Region and label listings:
## START
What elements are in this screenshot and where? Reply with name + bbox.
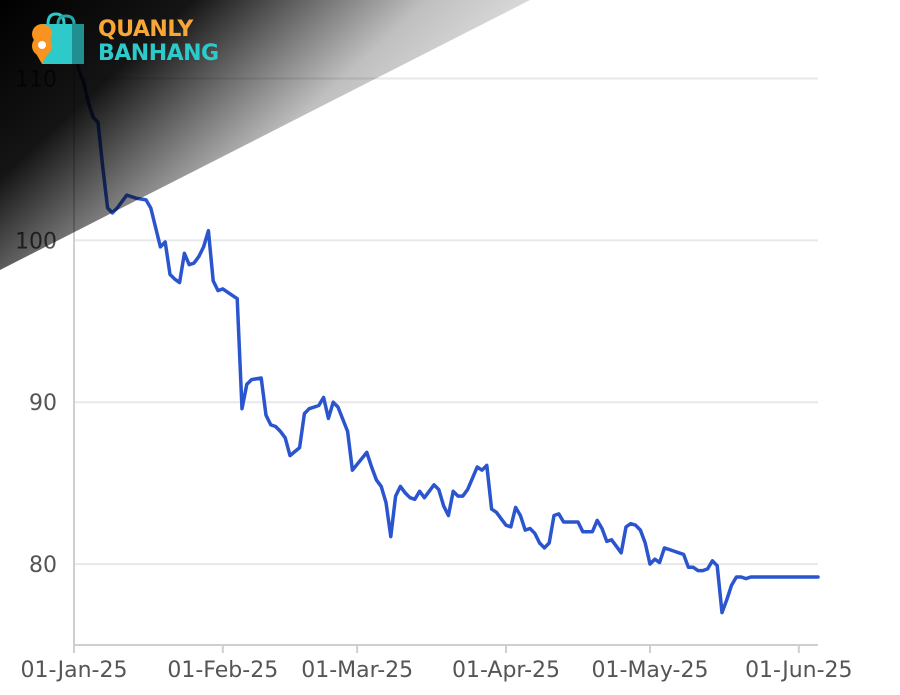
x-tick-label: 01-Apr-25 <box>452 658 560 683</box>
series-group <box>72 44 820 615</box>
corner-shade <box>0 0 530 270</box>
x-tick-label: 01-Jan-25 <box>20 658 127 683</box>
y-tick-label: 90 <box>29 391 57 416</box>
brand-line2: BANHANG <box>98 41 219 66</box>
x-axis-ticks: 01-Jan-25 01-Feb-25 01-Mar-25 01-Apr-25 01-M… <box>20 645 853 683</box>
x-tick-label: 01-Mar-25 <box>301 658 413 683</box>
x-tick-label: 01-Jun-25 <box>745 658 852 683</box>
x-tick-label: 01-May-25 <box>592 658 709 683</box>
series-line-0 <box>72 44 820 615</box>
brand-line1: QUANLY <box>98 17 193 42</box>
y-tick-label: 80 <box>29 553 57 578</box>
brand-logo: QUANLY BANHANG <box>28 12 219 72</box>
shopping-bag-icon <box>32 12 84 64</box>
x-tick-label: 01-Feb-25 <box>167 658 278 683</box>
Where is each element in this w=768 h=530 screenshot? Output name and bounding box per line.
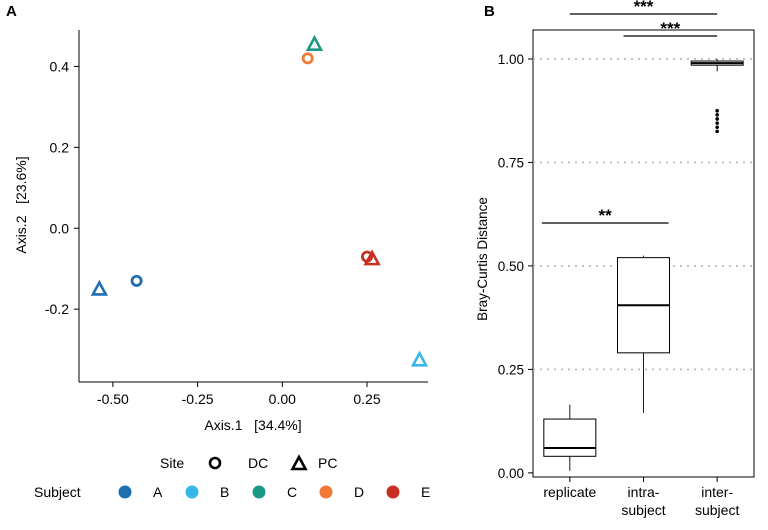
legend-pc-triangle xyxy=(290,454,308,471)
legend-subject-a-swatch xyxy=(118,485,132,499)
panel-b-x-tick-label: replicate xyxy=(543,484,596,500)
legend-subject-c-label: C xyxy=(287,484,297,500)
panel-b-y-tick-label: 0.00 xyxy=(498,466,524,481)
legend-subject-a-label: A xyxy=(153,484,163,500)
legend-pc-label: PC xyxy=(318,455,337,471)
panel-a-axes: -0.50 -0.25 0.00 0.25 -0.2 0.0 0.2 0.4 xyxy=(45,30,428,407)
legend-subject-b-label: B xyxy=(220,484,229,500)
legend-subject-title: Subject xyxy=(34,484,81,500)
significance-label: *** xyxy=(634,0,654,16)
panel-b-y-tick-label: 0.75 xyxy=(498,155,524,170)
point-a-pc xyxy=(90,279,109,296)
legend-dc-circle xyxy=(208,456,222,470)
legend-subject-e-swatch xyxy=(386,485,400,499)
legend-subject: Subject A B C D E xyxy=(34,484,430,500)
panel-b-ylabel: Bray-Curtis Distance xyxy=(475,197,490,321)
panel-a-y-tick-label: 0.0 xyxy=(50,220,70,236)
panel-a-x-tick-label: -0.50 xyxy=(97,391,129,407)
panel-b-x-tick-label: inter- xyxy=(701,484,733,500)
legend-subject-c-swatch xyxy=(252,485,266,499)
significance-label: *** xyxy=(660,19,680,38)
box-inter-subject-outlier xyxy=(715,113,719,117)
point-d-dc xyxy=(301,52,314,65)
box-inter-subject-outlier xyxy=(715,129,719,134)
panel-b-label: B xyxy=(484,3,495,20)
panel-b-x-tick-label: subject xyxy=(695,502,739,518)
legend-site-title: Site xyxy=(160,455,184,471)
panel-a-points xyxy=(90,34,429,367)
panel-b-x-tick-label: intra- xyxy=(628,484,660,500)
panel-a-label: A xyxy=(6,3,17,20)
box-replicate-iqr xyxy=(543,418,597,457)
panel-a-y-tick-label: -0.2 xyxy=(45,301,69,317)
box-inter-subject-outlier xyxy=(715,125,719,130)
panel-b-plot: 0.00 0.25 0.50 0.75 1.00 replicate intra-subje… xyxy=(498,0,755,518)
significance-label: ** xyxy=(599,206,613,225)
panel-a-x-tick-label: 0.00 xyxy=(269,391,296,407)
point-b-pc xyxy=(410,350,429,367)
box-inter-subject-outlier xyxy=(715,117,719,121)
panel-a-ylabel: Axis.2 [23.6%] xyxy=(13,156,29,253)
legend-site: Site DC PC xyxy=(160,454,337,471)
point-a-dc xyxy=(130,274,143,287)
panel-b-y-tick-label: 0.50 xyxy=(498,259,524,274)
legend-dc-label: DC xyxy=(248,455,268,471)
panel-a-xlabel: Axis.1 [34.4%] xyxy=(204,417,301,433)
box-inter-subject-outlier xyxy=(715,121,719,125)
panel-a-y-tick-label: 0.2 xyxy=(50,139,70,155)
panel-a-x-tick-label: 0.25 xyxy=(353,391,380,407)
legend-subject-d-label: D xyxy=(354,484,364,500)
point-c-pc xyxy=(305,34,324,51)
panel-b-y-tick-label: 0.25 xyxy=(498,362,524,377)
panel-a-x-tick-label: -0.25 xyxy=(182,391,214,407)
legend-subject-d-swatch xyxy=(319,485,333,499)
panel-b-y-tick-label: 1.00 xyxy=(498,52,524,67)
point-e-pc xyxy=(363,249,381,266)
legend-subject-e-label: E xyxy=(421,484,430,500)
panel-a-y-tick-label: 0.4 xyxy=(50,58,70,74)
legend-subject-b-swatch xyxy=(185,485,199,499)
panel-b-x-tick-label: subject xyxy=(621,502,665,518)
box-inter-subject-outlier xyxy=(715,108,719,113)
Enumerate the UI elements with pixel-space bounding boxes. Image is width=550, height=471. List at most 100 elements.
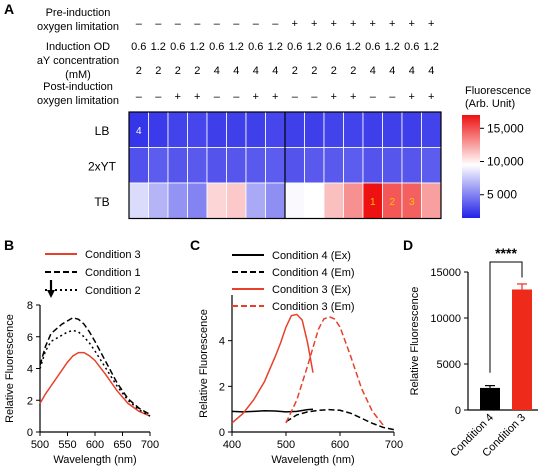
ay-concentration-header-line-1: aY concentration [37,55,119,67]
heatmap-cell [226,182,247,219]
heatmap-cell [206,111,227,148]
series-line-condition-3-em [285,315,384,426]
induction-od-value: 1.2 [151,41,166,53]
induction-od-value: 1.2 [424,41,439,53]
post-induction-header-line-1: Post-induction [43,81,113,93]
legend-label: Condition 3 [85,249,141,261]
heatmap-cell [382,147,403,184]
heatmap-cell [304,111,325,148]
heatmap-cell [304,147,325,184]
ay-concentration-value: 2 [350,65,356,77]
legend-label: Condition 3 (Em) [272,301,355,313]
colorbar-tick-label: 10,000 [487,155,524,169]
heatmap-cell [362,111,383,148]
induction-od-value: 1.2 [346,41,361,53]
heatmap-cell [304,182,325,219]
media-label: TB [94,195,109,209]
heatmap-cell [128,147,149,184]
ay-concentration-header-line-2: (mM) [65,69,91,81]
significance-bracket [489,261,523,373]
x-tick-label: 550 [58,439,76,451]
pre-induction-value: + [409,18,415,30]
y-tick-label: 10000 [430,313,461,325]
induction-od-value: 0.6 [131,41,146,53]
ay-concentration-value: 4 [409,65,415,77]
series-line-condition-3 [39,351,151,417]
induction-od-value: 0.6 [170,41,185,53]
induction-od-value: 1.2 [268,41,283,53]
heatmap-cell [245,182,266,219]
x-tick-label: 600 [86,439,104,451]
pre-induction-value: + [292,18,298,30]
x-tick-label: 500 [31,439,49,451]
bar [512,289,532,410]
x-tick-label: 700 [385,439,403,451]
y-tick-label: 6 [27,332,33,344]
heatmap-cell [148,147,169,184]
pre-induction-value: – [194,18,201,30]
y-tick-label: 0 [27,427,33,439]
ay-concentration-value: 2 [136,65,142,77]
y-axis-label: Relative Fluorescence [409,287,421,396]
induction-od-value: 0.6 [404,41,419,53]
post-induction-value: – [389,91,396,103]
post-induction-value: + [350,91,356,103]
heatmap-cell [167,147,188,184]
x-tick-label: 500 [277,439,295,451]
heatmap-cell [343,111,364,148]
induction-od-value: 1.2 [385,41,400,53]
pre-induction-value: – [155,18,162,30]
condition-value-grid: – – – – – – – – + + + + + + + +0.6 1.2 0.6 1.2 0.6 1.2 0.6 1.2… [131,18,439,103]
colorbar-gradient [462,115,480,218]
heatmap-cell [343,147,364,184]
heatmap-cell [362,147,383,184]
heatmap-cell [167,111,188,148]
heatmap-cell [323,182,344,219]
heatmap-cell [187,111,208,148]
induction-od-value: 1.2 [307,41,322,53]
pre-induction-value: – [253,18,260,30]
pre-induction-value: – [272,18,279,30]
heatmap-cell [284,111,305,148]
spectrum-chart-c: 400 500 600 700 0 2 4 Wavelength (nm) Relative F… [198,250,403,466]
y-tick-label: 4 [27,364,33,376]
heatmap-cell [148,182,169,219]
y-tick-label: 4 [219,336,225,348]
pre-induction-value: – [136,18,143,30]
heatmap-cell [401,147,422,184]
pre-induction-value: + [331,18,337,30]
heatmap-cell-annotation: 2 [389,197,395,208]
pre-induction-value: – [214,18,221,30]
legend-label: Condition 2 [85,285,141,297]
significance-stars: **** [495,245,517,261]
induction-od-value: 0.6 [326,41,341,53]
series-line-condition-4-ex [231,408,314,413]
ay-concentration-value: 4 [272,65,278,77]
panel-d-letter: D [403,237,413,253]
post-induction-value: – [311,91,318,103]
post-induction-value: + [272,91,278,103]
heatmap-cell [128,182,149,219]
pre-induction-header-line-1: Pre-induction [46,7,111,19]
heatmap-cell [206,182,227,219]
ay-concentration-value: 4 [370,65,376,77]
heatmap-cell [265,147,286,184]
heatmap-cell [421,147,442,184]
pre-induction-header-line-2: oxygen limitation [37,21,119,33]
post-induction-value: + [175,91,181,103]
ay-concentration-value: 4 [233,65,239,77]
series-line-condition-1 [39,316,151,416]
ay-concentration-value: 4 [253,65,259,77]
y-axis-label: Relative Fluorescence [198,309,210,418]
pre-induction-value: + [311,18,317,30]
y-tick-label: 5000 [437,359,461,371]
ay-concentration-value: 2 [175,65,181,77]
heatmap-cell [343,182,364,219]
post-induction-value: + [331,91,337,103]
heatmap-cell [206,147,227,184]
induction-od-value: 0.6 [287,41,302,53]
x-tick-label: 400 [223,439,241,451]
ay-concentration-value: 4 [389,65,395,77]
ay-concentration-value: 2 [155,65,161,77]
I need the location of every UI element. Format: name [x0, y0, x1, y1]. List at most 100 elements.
## END
Exercise task
Quote the records word for word from their first line through the line that contains "Where is each", including both ends. Leave out the pictures.

Correct output
What elements are in this screenshot and where? Reply with name + bbox.
x-tick-label: 01-Apr-25 <box>452 658 560 683</box>
series-group <box>72 44 820 615</box>
corner-shade <box>0 0 530 270</box>
x-tick-label: 01-Jan-25 <box>20 658 127 683</box>
y-tick-label: 90 <box>29 391 57 416</box>
brand-line2: BANHANG <box>98 41 219 66</box>
x-axis-ticks: 01-Jan-25 01-Feb-25 01-Mar-25 01-Apr-25 01-M… <box>20 645 853 683</box>
x-tick-label: 01-Mar-25 <box>301 658 413 683</box>
x-tick-label: 01-Jun-25 <box>745 658 852 683</box>
x-tick-label: 01-May-25 <box>592 658 709 683</box>
series-line-0 <box>72 44 820 615</box>
brand-line1: QUANLY <box>98 17 193 42</box>
y-tick-label: 80 <box>29 553 57 578</box>
brand-logo: QUANLY BANHANG <box>28 12 219 72</box>
shopping-bag-icon <box>32 12 84 64</box>
x-tick-label: 01-Feb-25 <box>167 658 278 683</box>
Where is each element in this w=768 h=530 screenshot? Output name and bounding box per line.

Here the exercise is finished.